*SOURCE RECORDS*
»»

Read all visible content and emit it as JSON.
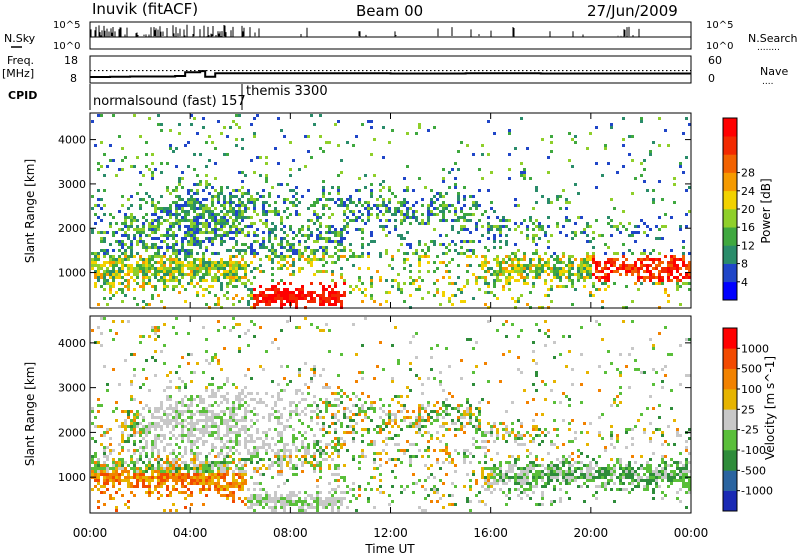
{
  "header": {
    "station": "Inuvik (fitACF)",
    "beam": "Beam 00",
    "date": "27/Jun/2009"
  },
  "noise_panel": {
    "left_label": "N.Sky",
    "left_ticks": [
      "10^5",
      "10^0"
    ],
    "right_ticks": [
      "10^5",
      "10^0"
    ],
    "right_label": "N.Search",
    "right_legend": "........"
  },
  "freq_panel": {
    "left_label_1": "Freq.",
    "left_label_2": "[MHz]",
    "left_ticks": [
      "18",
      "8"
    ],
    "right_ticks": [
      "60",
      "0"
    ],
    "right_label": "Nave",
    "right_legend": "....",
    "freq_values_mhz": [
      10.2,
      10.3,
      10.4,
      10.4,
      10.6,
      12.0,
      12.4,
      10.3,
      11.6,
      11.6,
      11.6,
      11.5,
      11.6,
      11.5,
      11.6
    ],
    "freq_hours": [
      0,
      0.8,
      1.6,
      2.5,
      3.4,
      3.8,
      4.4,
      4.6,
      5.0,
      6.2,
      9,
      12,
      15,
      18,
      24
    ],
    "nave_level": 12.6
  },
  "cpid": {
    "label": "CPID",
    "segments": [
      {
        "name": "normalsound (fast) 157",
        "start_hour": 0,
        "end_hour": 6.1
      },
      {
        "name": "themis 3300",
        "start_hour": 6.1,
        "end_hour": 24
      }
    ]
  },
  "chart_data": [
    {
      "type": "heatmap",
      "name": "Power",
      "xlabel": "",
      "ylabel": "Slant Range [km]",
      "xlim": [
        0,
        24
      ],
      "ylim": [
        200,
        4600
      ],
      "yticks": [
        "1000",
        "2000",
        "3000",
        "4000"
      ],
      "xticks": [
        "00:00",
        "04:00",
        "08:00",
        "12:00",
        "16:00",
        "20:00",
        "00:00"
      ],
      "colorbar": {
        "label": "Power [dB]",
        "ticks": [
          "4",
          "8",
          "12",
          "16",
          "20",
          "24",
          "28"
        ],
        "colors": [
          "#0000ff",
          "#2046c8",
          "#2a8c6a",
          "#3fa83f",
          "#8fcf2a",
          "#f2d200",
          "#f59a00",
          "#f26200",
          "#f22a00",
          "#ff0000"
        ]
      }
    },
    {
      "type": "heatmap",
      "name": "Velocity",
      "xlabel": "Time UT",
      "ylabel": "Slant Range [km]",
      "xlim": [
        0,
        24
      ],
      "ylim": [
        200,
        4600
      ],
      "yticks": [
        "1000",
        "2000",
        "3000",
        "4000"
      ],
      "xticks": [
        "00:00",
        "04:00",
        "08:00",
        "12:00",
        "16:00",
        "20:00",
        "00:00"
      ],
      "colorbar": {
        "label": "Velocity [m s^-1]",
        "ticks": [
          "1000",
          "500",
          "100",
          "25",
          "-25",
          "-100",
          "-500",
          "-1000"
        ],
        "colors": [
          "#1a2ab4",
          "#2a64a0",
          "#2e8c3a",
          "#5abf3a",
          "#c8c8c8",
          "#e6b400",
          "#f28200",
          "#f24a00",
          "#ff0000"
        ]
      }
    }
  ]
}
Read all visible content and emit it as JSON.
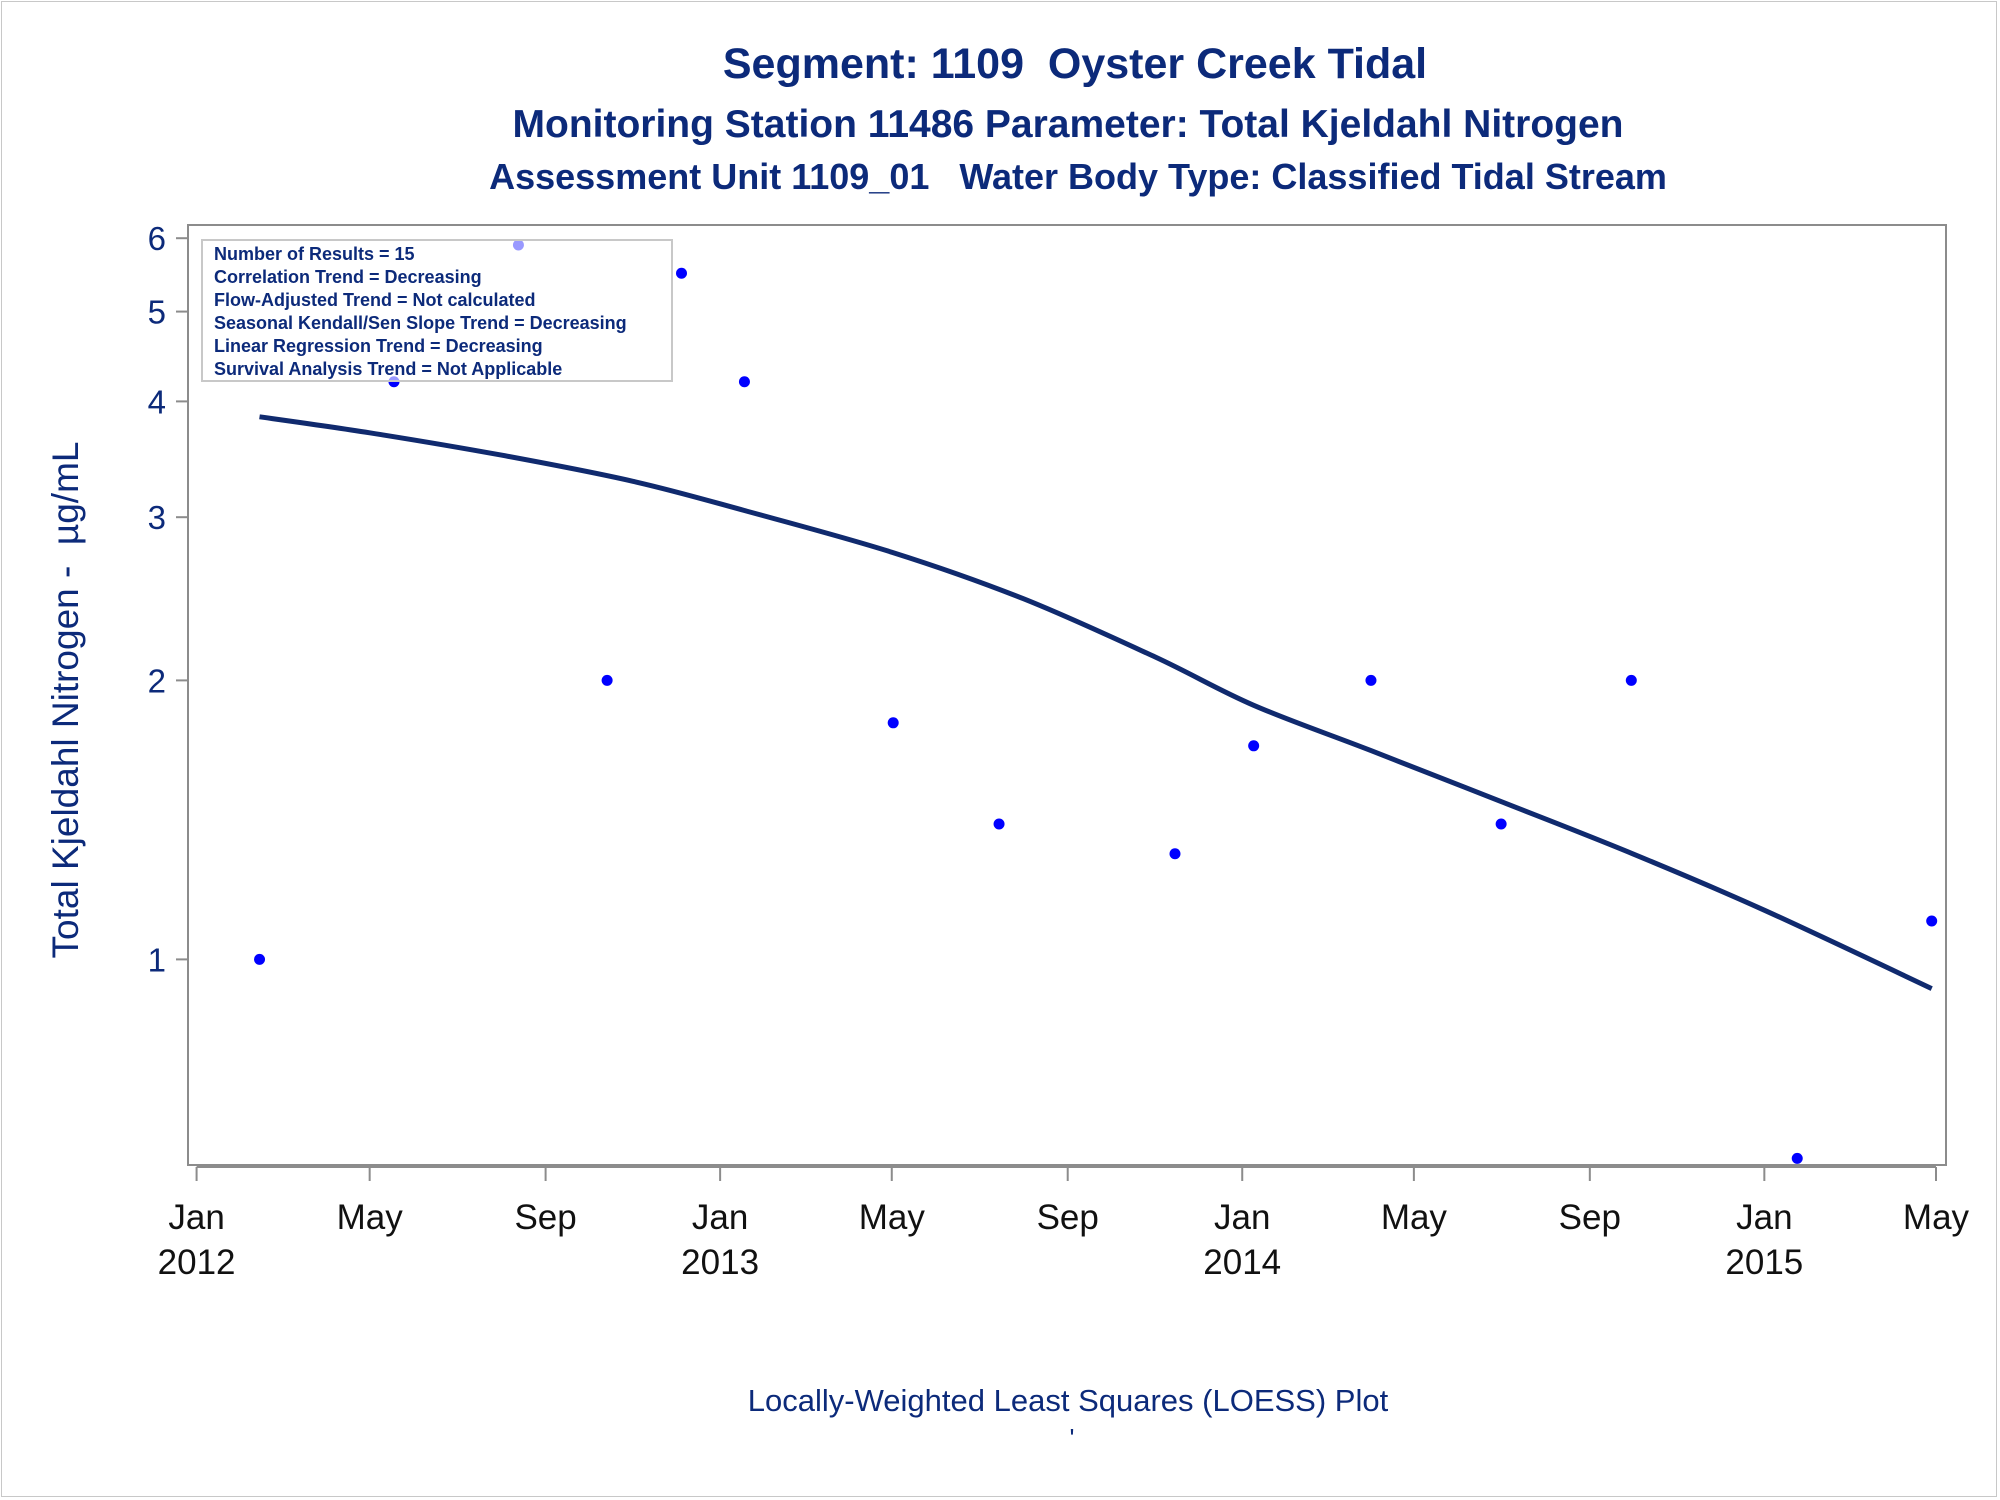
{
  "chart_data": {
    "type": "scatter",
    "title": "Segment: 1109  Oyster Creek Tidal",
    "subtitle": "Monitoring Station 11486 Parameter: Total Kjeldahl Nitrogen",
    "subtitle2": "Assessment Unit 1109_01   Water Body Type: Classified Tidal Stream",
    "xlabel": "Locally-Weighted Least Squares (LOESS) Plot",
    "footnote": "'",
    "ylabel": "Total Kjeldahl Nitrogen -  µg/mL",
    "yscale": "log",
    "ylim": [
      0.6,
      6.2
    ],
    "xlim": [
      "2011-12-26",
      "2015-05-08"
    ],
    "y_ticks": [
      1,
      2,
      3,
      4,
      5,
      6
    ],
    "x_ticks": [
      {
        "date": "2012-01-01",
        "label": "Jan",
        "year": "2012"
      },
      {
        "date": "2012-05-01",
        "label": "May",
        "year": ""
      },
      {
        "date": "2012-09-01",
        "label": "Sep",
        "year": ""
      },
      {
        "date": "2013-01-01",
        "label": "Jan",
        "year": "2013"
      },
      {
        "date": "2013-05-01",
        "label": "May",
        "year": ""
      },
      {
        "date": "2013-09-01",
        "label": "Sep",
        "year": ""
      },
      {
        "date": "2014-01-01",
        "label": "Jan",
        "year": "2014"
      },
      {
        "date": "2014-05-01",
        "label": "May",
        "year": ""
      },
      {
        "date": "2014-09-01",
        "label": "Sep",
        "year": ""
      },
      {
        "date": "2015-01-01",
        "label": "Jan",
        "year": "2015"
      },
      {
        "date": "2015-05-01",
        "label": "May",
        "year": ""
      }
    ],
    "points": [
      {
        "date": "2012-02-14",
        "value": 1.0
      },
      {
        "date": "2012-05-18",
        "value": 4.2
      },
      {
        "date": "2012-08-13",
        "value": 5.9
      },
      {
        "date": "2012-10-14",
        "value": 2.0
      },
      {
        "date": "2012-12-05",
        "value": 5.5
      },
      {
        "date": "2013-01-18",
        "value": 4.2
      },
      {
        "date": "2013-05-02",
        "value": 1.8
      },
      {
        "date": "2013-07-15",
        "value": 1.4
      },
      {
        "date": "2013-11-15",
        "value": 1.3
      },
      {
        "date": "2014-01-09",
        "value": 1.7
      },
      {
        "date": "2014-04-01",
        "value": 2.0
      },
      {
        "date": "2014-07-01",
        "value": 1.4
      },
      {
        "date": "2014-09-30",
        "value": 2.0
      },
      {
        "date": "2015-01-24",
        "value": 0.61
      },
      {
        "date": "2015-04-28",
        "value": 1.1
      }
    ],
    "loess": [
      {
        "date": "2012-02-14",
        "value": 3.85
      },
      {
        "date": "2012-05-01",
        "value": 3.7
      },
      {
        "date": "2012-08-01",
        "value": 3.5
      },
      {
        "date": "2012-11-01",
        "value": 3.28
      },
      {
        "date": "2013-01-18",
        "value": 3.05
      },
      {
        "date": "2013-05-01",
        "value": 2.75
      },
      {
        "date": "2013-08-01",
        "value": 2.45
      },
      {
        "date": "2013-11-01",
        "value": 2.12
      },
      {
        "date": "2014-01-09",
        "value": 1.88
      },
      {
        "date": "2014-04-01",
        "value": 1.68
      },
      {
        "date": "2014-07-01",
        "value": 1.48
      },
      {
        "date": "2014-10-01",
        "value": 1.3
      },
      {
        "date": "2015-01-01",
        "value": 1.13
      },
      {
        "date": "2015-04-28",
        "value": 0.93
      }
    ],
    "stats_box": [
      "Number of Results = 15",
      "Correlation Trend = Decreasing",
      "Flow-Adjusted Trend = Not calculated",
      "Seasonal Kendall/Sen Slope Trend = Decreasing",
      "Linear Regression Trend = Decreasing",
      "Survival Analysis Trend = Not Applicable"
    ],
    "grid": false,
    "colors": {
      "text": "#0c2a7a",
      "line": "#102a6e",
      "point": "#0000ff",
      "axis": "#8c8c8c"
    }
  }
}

««

*AIM OF THE TASK*
Your task is to retype all the entries exactly and leave out any pictures.

*FULL SOLUTION*
Read all visible content and emit it as JSON.
{
  "header": {
    "station": "Inuvik (fitACF)",
    "beam": "Beam 00",
    "date": "27/Jun/2009"
  },
  "noise_panel": {
    "left_label": "N.Sky",
    "left_ticks": [
      "10^5",
      "10^0"
    ],
    "right_ticks": [
      "10^5",
      "10^0"
    ],
    "right_label": "N.Search",
    "right_legend": "........"
  },
  "freq_panel": {
    "left_label_1": "Freq.",
    "left_label_2": "[MHz]",
    "left_ticks": [
      "18",
      "8"
    ],
    "right_ticks": [
      "60",
      "0"
    ],
    "right_label": "Nave",
    "right_legend": "....",
    "freq_values_mhz": [
      10.2,
      10.3,
      10.4,
      10.4,
      10.6,
      12.0,
      12.4,
      10.3,
      11.6,
      11.6,
      11.6,
      11.5,
      11.6,
      11.5,
      11.6
    ],
    "freq_hours": [
      0,
      0.8,
      1.6,
      2.5,
      3.4,
      3.8,
      4.4,
      4.6,
      5.0,
      6.2,
      9,
      12,
      15,
      18,
      24
    ],
    "nave_level": 12.6
  },
  "cpid": {
    "label": "CPID",
    "segments": [
      {
        "name": "normalsound (fast) 157",
        "start_hour": 0,
        "end_hour": 6.1
      },
      {
        "name": "themis 3300",
        "start_hour": 6.1,
        "end_hour": 24
      }
    ]
  },
  "chart_data": [
    {
      "type": "heatmap",
      "name": "Power",
      "xlabel": "",
      "ylabel": "Slant Range [km]",
      "xlim": [
        0,
        24
      ],
      "ylim": [
        200,
        4600
      ],
      "yticks": [
        "1000",
        "2000",
        "3000",
        "4000"
      ],
      "xticks": [
        "00:00",
        "04:00",
        "08:00",
        "12:00",
        "16:00",
        "20:00",
        "00:00"
      ],
      "colorbar": {
        "label": "Power [dB]",
        "ticks": [
          "4",
          "8",
          "12",
          "16",
          "20",
          "24",
          "28"
        ],
        "colors": [
          "#0000ff",
          "#2046c8",
          "#2a8c6a",
          "#3fa83f",
          "#8fcf2a",
          "#f2d200",
          "#f59a00",
          "#f26200",
          "#f22a00",
          "#ff0000"
        ]
      }
    },
    {
      "type": "heatmap",
      "name": "Velocity",
      "xlabel": "Time UT",
      "ylabel": "Slant Range [km]",
      "xlim": [
        0,
        24
      ],
      "ylim": [
        200,
        4600
      ],
      "yticks": [
        "1000",
        "2000",
        "3000",
        "4000"
      ],
      "xticks": [
        "00:00",
        "04:00",
        "08:00",
        "12:00",
        "16:00",
        "20:00",
        "00:00"
      ],
      "colorbar": {
        "label": "Velocity [m s^-1]",
        "ticks": [
          "1000",
          "500",
          "100",
          "25",
          "-25",
          "-100",
          "-500",
          "-1000"
        ],
        "colors": [
          "#1a2ab4",
          "#2a64a0",
          "#2e8c3a",
          "#5abf3a",
          "#c8c8c8",
          "#e6b400",
          "#f28200",
          "#f24a00",
          "#ff0000"
        ]
      }
    }
  ]
}
Read all visible content and emit it as JSON.
{
  "chart_data": {
    "type": "scatter",
    "title": "Segment: 1109  Oyster Creek Tidal",
    "subtitle": "Monitoring Station 11486 Parameter: Total Kjeldahl Nitrogen",
    "subtitle2": "Assessment Unit 1109_01   Water Body Type: Classified Tidal Stream",
    "xlabel": "Locally-Weighted Least Squares (LOESS) Plot",
    "footnote": "'",
    "ylabel": "Total Kjeldahl Nitrogen -  µg/mL",
    "yscale": "log",
    "ylim": [
      0.6,
      6.2
    ],
    "xlim": [
      "2011-12-26",
      "2015-05-08"
    ],
    "y_ticks": [
      1,
      2,
      3,
      4,
      5,
      6
    ],
    "x_ticks": [
      {
        "date": "2012-01-01",
        "label": "Jan",
        "year": "2012"
      },
      {
        "date": "2012-05-01",
        "label": "May",
        "year": ""
      },
      {
        "date": "2012-09-01",
        "label": "Sep",
        "year": ""
      },
      {
        "date": "2013-01-01",
        "label": "Jan",
        "year": "2013"
      },
      {
        "date": "2013-05-01",
        "label": "May",
        "year": ""
      },
      {
        "date": "2013-09-01",
        "label": "Sep",
        "year": ""
      },
      {
        "date": "2014-01-01",
        "label": "Jan",
        "year": "2014"
      },
      {
        "date": "2014-05-01",
        "label": "May",
        "year": ""
      },
      {
        "date": "2014-09-01",
        "label": "Sep",
        "year": ""
      },
      {
        "date": "2015-01-01",
        "label": "Jan",
        "year": "2015"
      },
      {
        "date": "2015-05-01",
        "label": "May",
        "year": ""
      }
    ],
    "points": [
      {
        "date": "2012-02-14",
        "value": 1.0
      },
      {
        "date": "2012-05-18",
        "value": 4.2
      },
      {
        "date": "2012-08-13",
        "value": 5.9
      },
      {
        "date": "2012-10-14",
        "value": 2.0
      },
      {
        "date": "2012-12-05",
        "value": 5.5
      },
      {
        "date": "2013-01-18",
        "value": 4.2
      },
      {
        "date": "2013-05-02",
        "value": 1.8
      },
      {
        "date": "2013-07-15",
        "value": 1.4
      },
      {
        "date": "2013-11-15",
        "value": 1.3
      },
      {
        "date": "2014-01-09",
        "value": 1.7
      },
      {
        "date": "2014-04-01",
        "value": 2.0
      },
      {
        "date": "2014-07-01",
        "value": 1.4
      },
      {
        "date": "2014-09-30",
        "value": 2.0
      },
      {
        "date": "2015-01-24",
        "value": 0.61
      },
      {
        "date": "2015-04-28",
        "value": 1.1
      }
    ],
    "loess": [
      {
        "date": "2012-02-14",
        "value": 3.85
      },
      {
        "date": "2012-05-01",
        "value": 3.7
      },
      {
        "date": "2012-08-01",
        "value": 3.5
      },
      {
        "date": "2012-11-01",
        "value": 3.28
      },
      {
        "date": "2013-01-18",
        "value": 3.05
      },
      {
        "date": "2013-05-01",
        "value": 2.75
      },
      {
        "date": "2013-08-01",
        "value": 2.45
      },
      {
        "date": "2013-11-01",
        "value": 2.12
      },
      {
        "date": "2014-01-09",
        "value": 1.88
      },
      {
        "date": "2014-04-01",
        "value": 1.68
      },
      {
        "date": "2014-07-01",
        "value": 1.48
      },
      {
        "date": "2014-10-01",
        "value": 1.3
      },
      {
        "date": "2015-01-01",
        "value": 1.13
      },
      {
        "date": "2015-04-28",
        "value": 0.93
      }
    ],
    "stats_box": [
      "Number of Results = 15",
      "Correlation Trend = Decreasing",
      "Flow-Adjusted Trend = Not calculated",
      "Seasonal Kendall/Sen Slope Trend = Decreasing",
      "Linear Regression Trend = Decreasing",
      "Survival Analysis Trend = Not Applicable"
    ],
    "grid": false,
    "colors": {
      "text": "#0c2a7a",
      "line": "#102a6e",
      "point": "#0000ff",
      "axis": "#8c8c8c"
    }
  }
}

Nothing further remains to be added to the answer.